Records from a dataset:

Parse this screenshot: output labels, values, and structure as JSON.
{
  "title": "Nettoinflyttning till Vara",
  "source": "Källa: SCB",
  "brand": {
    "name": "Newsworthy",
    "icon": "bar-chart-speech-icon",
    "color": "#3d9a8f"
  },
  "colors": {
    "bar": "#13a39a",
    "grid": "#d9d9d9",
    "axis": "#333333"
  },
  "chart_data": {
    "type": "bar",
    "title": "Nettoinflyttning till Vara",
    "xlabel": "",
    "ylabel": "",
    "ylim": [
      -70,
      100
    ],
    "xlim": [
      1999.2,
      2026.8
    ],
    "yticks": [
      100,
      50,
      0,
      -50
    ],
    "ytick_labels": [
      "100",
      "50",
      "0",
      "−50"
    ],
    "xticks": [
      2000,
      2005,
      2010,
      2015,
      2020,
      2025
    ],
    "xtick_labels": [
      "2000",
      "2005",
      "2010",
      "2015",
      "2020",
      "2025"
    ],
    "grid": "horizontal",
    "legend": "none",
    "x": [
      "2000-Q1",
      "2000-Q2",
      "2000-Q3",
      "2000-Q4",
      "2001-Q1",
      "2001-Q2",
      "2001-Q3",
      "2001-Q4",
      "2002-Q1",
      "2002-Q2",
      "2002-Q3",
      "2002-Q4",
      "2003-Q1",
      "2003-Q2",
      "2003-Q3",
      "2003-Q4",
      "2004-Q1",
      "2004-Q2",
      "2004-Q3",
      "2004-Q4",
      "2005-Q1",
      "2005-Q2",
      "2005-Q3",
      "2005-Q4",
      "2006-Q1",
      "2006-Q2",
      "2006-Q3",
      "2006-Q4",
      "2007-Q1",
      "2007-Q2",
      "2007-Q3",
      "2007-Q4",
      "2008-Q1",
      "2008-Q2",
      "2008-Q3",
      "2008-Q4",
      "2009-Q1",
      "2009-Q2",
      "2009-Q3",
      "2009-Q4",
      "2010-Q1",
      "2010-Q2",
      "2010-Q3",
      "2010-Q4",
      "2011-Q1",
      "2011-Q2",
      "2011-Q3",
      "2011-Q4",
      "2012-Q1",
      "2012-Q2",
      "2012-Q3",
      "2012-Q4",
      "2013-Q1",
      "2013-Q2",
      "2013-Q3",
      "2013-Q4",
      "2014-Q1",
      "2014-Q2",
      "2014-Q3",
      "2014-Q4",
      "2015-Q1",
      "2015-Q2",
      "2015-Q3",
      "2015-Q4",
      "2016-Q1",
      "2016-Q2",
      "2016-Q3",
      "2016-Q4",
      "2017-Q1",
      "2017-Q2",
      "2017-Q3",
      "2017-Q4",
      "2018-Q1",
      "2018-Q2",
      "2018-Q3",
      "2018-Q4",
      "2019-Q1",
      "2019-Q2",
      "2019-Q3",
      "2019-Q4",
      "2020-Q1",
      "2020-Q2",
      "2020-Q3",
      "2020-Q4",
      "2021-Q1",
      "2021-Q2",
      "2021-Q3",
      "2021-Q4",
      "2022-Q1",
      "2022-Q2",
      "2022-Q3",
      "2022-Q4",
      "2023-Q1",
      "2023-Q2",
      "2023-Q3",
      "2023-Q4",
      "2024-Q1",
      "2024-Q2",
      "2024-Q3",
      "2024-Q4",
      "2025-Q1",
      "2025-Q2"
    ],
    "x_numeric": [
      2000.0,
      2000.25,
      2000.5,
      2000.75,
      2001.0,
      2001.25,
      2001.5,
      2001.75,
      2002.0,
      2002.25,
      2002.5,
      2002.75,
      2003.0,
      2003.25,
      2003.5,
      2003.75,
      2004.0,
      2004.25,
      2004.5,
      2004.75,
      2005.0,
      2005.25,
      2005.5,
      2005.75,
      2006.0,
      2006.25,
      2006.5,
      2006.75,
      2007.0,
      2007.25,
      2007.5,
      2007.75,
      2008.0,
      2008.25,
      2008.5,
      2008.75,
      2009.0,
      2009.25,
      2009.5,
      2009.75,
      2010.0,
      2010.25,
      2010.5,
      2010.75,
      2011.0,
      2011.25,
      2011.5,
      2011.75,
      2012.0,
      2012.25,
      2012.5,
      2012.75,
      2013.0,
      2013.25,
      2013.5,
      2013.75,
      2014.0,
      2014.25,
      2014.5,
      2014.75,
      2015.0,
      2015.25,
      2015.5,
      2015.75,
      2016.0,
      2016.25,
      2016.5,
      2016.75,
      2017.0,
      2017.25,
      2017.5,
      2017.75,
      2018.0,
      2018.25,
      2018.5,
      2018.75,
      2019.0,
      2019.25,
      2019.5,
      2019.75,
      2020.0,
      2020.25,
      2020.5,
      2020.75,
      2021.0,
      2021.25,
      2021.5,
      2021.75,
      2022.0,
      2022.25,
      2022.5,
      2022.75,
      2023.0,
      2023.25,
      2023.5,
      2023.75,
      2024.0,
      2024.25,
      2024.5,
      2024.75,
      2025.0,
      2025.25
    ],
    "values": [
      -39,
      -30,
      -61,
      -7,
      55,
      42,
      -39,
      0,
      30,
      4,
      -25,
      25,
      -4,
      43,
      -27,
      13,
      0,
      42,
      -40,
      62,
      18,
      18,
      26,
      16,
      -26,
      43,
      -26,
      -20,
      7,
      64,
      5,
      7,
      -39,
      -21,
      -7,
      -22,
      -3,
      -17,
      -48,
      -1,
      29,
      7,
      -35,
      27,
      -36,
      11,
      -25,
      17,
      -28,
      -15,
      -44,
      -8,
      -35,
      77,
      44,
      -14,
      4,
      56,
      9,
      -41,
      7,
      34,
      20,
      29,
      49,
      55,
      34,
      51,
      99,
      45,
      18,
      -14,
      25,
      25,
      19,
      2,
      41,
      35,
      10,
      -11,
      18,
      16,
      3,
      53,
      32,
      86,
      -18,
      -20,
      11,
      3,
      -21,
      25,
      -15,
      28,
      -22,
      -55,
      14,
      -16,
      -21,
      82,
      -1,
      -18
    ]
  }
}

- Task to carry out -
Your task is to collect every line above that contains the word "Vara".

- The response -
  "title": "Nettoinflyttning till Vara",
    "title": "Nettoinflyttning till Vara",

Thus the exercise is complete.